++++ DATA SHOWN ++++
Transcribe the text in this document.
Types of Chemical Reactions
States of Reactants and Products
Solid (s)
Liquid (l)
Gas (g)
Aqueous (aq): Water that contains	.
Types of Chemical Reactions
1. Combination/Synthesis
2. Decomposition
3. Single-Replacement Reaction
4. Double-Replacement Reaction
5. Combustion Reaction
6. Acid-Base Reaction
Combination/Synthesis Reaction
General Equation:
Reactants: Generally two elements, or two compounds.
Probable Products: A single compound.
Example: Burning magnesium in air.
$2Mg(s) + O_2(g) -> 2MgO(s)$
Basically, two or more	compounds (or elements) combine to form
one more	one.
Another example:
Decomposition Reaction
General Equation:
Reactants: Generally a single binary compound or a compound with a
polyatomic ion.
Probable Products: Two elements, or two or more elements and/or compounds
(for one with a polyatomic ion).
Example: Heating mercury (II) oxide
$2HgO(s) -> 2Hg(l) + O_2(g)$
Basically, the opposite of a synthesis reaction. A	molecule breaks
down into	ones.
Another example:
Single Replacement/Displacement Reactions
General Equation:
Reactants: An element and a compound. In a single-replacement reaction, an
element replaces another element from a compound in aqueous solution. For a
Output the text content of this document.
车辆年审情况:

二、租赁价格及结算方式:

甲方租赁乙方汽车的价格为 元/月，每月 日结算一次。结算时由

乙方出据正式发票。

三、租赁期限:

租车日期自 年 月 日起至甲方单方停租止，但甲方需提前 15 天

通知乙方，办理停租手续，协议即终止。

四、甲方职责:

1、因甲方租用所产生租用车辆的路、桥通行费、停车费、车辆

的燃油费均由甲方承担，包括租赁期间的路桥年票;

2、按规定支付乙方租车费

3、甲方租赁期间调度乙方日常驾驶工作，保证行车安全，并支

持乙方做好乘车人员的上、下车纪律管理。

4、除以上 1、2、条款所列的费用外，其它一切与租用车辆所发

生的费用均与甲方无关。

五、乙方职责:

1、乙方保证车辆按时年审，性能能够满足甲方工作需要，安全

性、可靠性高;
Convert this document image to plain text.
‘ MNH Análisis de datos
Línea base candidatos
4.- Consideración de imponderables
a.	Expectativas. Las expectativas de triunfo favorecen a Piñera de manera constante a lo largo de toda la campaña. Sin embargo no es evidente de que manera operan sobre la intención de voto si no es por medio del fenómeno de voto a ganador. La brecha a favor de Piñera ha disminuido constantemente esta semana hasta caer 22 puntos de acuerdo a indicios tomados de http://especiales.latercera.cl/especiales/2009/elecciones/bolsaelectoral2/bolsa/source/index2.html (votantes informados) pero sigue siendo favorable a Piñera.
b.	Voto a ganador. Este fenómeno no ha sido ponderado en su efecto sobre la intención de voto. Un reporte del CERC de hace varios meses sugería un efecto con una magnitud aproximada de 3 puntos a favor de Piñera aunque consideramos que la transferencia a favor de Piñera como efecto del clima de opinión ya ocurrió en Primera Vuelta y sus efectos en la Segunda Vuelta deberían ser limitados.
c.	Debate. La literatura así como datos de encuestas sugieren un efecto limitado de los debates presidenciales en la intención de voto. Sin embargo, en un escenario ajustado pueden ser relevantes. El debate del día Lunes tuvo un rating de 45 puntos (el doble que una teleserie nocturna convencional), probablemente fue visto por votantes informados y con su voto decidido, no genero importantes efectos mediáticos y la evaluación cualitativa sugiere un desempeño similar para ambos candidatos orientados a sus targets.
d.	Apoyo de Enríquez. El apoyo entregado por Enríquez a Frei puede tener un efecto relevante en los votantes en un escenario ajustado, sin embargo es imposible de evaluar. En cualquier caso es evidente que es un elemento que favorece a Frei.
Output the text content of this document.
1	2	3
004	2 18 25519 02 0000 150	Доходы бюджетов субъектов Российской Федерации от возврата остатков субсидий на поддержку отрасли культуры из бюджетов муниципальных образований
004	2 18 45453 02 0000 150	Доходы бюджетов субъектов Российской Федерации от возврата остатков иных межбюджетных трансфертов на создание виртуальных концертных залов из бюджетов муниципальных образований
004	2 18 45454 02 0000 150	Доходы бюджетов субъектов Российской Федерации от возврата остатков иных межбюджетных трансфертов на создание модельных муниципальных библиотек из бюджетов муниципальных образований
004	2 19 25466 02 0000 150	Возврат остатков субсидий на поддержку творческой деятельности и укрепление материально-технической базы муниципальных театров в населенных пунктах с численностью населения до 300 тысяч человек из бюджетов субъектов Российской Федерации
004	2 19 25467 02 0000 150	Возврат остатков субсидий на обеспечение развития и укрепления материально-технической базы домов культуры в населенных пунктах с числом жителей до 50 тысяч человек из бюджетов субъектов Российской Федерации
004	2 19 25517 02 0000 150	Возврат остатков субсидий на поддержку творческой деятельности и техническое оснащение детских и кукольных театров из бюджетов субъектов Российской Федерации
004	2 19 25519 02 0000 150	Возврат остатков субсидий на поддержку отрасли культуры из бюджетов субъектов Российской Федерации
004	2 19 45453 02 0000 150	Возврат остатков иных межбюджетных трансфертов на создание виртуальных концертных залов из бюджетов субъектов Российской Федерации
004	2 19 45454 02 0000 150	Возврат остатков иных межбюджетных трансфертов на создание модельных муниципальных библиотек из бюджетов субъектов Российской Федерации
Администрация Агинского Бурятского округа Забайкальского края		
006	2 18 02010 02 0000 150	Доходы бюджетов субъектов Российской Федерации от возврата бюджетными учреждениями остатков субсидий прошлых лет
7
++++
*WORK TO COMPLETE*
Your task is to output all of the data above word for word.

*SOLUTION*
Transcribe the text in this document.
Types of Chemical Reactions
States of Reactants and Products
Solid (s)
Liquid (l)
Gas (g)
Aqueous (aq): Water that contains	.
Types of Chemical Reactions
1. Combination/Synthesis
2. Decomposition
3. Single-Replacement Reaction
4. Double-Replacement Reaction
5. Combustion Reaction
6. Acid-Base Reaction
Combination/Synthesis Reaction
General Equation:
Reactants: Generally two elements, or two compounds.
Probable Products: A single compound.
Example: Burning magnesium in air.
$2Mg(s) + O_2(g) -> 2MgO(s)$
Basically, two or more	compounds (or elements) combine to form
one more	one.
Another example:
Decomposition Reaction
General Equation:
Reactants: Generally a single binary compound or a compound with a
polyatomic ion.
Probable Products: Two elements, or two or more elements and/or compounds
(for one with a polyatomic ion).
Example: Heating mercury (II) oxide
$2HgO(s) -> 2Hg(l) + O_2(g)$
Basically, the opposite of a synthesis reaction. A	molecule breaks
down into	ones.
Another example:
Single Replacement/Displacement Reactions
General Equation:
Reactants: An element and a compound. In a single-replacement reaction, an
element replaces another element from a compound in aqueous solution. For a
Output the text content of this document.
车辆年审情况:

二、租赁价格及结算方式:

甲方租赁乙方汽车的价格为 元/月，每月 日结算一次。结算时由

乙方出据正式发票。

三、租赁期限:

租车日期自 年 月 日起至甲方单方停租止，但甲方需提前 15 天

通知乙方，办理停租手续，协议即终止。

四、甲方职责:

1、因甲方租用所产生租用车辆的路、桥通行费、停车费、车辆

的燃油费均由甲方承担，包括租赁期间的路桥年票;

2、按规定支付乙方租车费

3、甲方租赁期间调度乙方日常驾驶工作，保证行车安全，并支

持乙方做好乘车人员的上、下车纪律管理。

4、除以上 1、2、条款所列的费用外，其它一切与租用车辆所发

生的费用均与甲方无关。

五、乙方职责:

1、乙方保证车辆按时年审，性能能够满足甲方工作需要，安全

性、可靠性高;
Convert this document image to plain text.
‘ MNH Análisis de datos
Línea base candidatos
4.- Consideración de imponderables
a.	Expectativas. Las expectativas de triunfo favorecen a Piñera de manera constante a lo largo de toda la campaña. Sin embargo no es evidente de que manera operan sobre la intención de voto si no es por medio del fenómeno de voto a ganador. La brecha a favor de Piñera ha disminuido constantemente esta semana hasta caer 22 puntos de acuerdo a indicios tomados de http://especiales.latercera.cl/especiales/2009/elecciones/bolsaelectoral2/bolsa/source/index2.html (votantes informados) pero sigue siendo favorable a Piñera.
b.	Voto a ganador. Este fenómeno no ha sido ponderado en su efecto sobre la intención de voto. Un reporte del CERC de hace varios meses sugería un efecto con una magnitud aproximada de 3 puntos a favor de Piñera aunque consideramos que la transferencia a favor de Piñera como efecto del clima de opinión ya ocurrió en Primera Vuelta y sus efectos en la Segunda Vuelta deberían ser limitados.
c.	Debate. La literatura así como datos de encuestas sugieren un efecto limitado de los debates presidenciales en la intención de voto. Sin embargo, en un escenario ajustado pueden ser relevantes. El debate del día Lunes tuvo un rating de 45 puntos (el doble que una teleserie nocturna convencional), probablemente fue visto por votantes informados y con su voto decidido, no genero importantes efectos mediáticos y la evaluación cualitativa sugiere un desempeño similar para ambos candidatos orientados a sus targets.
d.	Apoyo de Enríquez. El apoyo entregado por Enríquez a Frei puede tener un efecto relevante en los votantes en un escenario ajustado, sin embargo es imposible de evaluar. En cualquier caso es evidente que es un elemento que favorece a Frei.
Output the text content of this document.
1	2	3
004	2 18 25519 02 0000 150	Доходы бюджетов субъектов Российской Федерации от возврата остатков субсидий на поддержку отрасли культуры из бюджетов муниципальных образований
004	2 18 45453 02 0000 150	Доходы бюджетов субъектов Российской Федерации от возврата остатков иных межбюджетных трансфертов на создание виртуальных концертных залов из бюджетов муниципальных образований
004	2 18 45454 02 0000 150	Доходы бюджетов субъектов Российской Федерации от возврата остатков иных межбюджетных трансфертов на создание модельных муниципальных библиотек из бюджетов муниципальных образований
004	2 19 25466 02 0000 150	Возврат остатков субсидий на поддержку творческой деятельности и укрепление материально-технической базы муниципальных театров в населенных пунктах с численностью населения до 300 тысяч человек из бюджетов субъектов Российской Федерации
004	2 19 25467 02 0000 150	Возврат остатков субсидий на обеспечение развития и укрепления материально-технической базы домов культуры в населенных пунктах с числом жителей до 50 тысяч человек из бюджетов субъектов Российской Федерации
004	2 19 25517 02 0000 150	Возврат остатков субсидий на поддержку творческой деятельности и техническое оснащение детских и кукольных театров из бюджетов субъектов Российской Федерации
004	2 19 25519 02 0000 150	Возврат остатков субсидий на поддержку отрасли культуры из бюджетов субъектов Российской Федерации
004	2 19 45453 02 0000 150	Возврат остатков иных межбюджетных трансфертов на создание виртуальных концертных залов из бюджетов субъектов Российской Федерации
004	2 19 45454 02 0000 150	Возврат остатков иных межбюджетных трансфертов на создание модельных муниципальных библиотек из бюджетов субъектов Российской Федерации
Администрация Агинского Бурятского округа Забайкальского края		
006	2 18 02010 02 0000 150	Доходы бюджетов субъектов Российской Федерации от возврата бюджетными учреждениями остатков субсидий прошлых лет
7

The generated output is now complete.